> **Provided passage**:

• • •

- Portrayed by: Frazer Hines
- Duration: 1972–1994
- First appearance: 16 October 1972
- Last appearance: 11 August 1994
- Created by: Kevin Laffan
- Introduced by: David Goddard (1972) Richard Handford (1984)

= Joe Sugden =

Fictional character from Emmerdale

Joseph "Joe" Sugden is a fictional character from the British television soap opera Emmerdale, played by Frazer Hines. He first appeared on-screen during the soap's first episode broadcast 16 October 1972 and remained in the programme until 1983. After a brief return in the following year, Hines reprised his role on a permanent basis in 1986, a landmark year for the show under Richard Handford. He made his last appearance in August 1994, and subsequently died off-screen the following year.

==Development==
Joe is a farmer as was his father. When Emmerdale began it depicted actual farm life. Rather than act out tasks, Hines learned to dip sheep and milk cows.

Joe is involved in a relationship with Christine Sharp (Angela Cheyne). They married during the episode broadcast on 10 September 1974. The duo overcome a series of problems before marrying and Christine has the wedding day "she'd always dreamed of". To commemorate the event TVTimes featured a promotional souvenir photograph for readers prior to the episode's airdate.

In August 1994, Hines, along with Madeleine Howard (Sarah Sugden) and Fionnuala Ellwood (Lynn Whiteley), departed the serial. At the time Hines commented "We've all been there for a while and just decided it was time to move on." He later stated that he was ready for a change and had wanted to pursue more comedy for a while. On-screen, Joe moves to Spain to be with his mother.

==Storylines==
Joe was born on 31 May 1949, named after his paternal grandfather, and is the youngest child of Jacob and Annie Sugden (Sheila Mercier). After Jacob dies, the family learn that he has left the farm to his estranged son, Jack Sugden, who divides it between the family.

After a failed attempt at courting Marian Wilks (Gail Harrison), Joe starts dating Christine Sharp and they soon marry but separate when Christine decides she does not want to be a farmer's wife. Christine returns the following year to reconcile but Joe wants a divorce and she leaves for good. Joe's next relationship is with Kathy Gimbel (Polly Hemingway), who moves in with him. Their relationship is a huge talking point in the village as Kathy is separated from her husband, Kenny. When Kathy's father, Jim (John Atkinson) shoots himself, Kathy leaves Joe to live with her mother, Freda (Mary Henry).

• • •

> **Records provided**:

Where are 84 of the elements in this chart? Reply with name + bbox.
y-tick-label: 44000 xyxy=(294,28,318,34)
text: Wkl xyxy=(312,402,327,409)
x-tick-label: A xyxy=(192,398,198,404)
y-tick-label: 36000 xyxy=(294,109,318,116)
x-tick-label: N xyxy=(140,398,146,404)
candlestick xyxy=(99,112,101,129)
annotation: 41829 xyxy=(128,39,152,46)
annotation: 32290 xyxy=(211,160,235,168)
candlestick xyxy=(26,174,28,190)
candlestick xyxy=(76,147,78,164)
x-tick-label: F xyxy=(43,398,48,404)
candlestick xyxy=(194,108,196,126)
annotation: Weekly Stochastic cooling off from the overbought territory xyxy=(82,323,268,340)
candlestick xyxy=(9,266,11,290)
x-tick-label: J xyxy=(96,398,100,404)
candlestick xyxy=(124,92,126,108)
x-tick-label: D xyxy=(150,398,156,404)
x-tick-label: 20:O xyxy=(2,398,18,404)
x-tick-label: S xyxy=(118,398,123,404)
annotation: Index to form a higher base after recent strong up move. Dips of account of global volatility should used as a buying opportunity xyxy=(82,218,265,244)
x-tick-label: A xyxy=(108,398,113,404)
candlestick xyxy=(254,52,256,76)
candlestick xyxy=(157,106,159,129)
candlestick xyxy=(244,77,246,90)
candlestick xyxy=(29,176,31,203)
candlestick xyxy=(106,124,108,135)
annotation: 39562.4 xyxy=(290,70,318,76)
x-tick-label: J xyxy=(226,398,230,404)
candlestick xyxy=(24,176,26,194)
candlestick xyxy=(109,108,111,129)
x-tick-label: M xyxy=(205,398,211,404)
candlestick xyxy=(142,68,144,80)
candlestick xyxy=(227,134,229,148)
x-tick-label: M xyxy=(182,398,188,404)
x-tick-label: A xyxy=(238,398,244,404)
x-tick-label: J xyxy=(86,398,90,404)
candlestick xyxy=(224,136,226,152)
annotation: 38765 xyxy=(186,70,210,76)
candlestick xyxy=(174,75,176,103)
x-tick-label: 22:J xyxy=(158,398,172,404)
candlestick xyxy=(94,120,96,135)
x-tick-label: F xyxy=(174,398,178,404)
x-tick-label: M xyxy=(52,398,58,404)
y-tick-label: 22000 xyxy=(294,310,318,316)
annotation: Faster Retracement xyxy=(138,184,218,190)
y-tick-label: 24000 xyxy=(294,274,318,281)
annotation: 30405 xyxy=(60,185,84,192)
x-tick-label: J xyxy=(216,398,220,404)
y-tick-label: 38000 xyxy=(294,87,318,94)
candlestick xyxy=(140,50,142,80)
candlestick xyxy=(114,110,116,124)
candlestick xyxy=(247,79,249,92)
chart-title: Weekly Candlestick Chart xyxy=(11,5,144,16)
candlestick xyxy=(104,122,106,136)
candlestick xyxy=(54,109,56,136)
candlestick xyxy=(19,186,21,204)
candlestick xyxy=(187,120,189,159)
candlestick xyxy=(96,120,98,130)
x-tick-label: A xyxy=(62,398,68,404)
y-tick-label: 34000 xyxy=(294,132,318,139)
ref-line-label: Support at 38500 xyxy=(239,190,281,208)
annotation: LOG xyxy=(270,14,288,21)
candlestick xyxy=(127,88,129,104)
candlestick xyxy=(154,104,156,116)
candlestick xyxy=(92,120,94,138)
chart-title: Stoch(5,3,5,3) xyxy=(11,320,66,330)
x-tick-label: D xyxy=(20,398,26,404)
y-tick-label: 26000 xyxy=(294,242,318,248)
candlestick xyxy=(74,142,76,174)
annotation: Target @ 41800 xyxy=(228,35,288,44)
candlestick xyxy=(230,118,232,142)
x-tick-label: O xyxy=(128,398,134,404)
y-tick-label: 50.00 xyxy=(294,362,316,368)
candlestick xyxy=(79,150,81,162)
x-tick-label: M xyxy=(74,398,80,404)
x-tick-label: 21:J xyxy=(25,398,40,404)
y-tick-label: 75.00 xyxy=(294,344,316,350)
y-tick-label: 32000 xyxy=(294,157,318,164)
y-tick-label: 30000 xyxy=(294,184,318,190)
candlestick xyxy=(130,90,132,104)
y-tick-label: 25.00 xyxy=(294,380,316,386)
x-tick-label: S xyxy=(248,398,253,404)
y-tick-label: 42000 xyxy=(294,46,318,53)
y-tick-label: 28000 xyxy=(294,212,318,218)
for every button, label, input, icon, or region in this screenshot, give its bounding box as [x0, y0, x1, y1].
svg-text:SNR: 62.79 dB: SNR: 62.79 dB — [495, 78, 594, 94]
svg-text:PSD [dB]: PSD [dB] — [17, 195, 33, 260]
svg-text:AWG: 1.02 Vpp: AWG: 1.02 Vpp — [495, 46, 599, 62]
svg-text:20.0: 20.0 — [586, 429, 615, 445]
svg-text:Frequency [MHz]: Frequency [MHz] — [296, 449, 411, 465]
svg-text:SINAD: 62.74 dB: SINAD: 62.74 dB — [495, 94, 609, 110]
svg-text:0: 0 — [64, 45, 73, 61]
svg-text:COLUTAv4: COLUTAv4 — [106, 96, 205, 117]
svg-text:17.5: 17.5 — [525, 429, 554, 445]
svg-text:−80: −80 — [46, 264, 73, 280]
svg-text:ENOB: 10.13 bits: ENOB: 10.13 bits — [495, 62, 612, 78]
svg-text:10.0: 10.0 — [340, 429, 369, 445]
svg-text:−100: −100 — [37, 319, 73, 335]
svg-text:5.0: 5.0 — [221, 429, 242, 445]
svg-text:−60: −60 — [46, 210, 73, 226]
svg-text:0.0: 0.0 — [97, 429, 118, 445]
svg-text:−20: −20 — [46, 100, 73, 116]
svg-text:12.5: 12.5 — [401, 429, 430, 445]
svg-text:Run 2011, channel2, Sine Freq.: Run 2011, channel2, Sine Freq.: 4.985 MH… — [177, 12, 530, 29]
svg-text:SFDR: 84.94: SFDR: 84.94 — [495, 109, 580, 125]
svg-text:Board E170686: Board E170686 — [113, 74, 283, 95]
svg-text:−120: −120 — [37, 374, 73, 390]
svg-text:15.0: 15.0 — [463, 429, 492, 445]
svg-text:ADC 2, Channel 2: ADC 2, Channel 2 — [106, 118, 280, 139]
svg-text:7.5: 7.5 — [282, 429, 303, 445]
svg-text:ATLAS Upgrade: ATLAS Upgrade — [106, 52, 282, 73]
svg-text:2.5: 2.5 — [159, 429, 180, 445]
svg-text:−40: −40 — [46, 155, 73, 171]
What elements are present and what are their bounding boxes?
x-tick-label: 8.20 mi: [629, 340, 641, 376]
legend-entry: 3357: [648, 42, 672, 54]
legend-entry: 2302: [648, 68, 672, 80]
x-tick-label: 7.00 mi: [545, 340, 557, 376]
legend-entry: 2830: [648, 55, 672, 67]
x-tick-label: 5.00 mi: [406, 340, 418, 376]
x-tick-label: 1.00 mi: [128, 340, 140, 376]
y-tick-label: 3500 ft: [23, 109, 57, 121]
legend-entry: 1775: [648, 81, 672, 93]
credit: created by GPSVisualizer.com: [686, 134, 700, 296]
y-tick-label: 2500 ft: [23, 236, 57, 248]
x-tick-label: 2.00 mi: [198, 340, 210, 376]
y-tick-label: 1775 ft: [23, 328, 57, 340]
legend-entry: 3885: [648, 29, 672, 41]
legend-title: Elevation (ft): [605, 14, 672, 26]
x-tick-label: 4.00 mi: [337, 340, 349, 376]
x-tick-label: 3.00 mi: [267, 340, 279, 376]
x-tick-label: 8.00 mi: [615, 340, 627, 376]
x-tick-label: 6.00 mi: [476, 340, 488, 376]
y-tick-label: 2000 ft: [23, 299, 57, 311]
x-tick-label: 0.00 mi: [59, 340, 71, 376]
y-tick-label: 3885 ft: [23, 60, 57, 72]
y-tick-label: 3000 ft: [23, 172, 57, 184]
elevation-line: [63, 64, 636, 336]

• • •

> **Goal of the exercise**: Continue the Joe Sugden article from the point where it stops.

> **Answer for the task**:
Joe gets a job working for NY estates and gets jobs for his nephew Jackie Merrick (Ian Sharrock) and Jackie's half-sister Sandie (Jane Hutcheson). Joe develops feelings for vicar's daughter Barbara Peters (Rosie Kerslake) in 1983 but is rejected and moves to France for several years but briefly returns for the funeral of his grandfather, Sam Pearson (Toke Townley), in November 1984. In 1986, Joe returns permanently and becomes regional manager for NY Estates. During this time, he has a brief relationship with Karen Moore (Annie Hulley), who had previously had an affair with Jack, but Karen ends the relationship.

Joe meets divorcee Kate Hughes (Sally Knyvette), and her two teenage children, Rachel (Glenda McKay) and Mark Hughes (Craig McKay). Initially Kate and Joe argue after he shoots her dog for bothering his sheep but they eventually fall in love. Joe proposes, but with Mark and Rachel opposed and wanting Kate to reconcile with their father, David (Martyn Whitby), Joe becomes worried. They do marry and Kate's children eventually come round to their mother's new marriage. Kate accidentally runs over Pete Whiteley – a married man who had had an affair with Rachel – whilst drunk, killing him. She is jailed for two years, but released after a year. Joe and Kate attempt to make their marriage work, but Kate ultimately feels too big a distance has grown between them, so tells Joe the marriage is over and returns to Sheffield. Rachel and Mark decide to stay and Joe forms a closer relationship with them. Joe later has a controversial relationship with Pete's widow, Lynn, but suspects her main motive is to upset Rachel, so breaks things off. He also becomes attracted to Kim Tate (Claire King), but she remains faithful to husband Frank, and the two ultimately remain just good friends, even after Kim and Frank separate.

Joe and Mark argue over a vacuum cleaner that needs returning so Mark goes to the Whiteley Farm when a large section of an Eastern European Airjet comes down, knocking down a wall which falls on Mark, killing him. Joe, his mother, Annie, and her new husband, Leonard Kempinski (Bernard Archard), are also hit when another part of the plane hits his car. Joe breaks a leg, Annie is left comatose and Leonard is killed. When Joe learns of Mark's death, he becomes very depressed and blames himself. Vic Windsor later finds Joe with a shotgun, contemplating suicide. Jack is eventually able to talk him out of it.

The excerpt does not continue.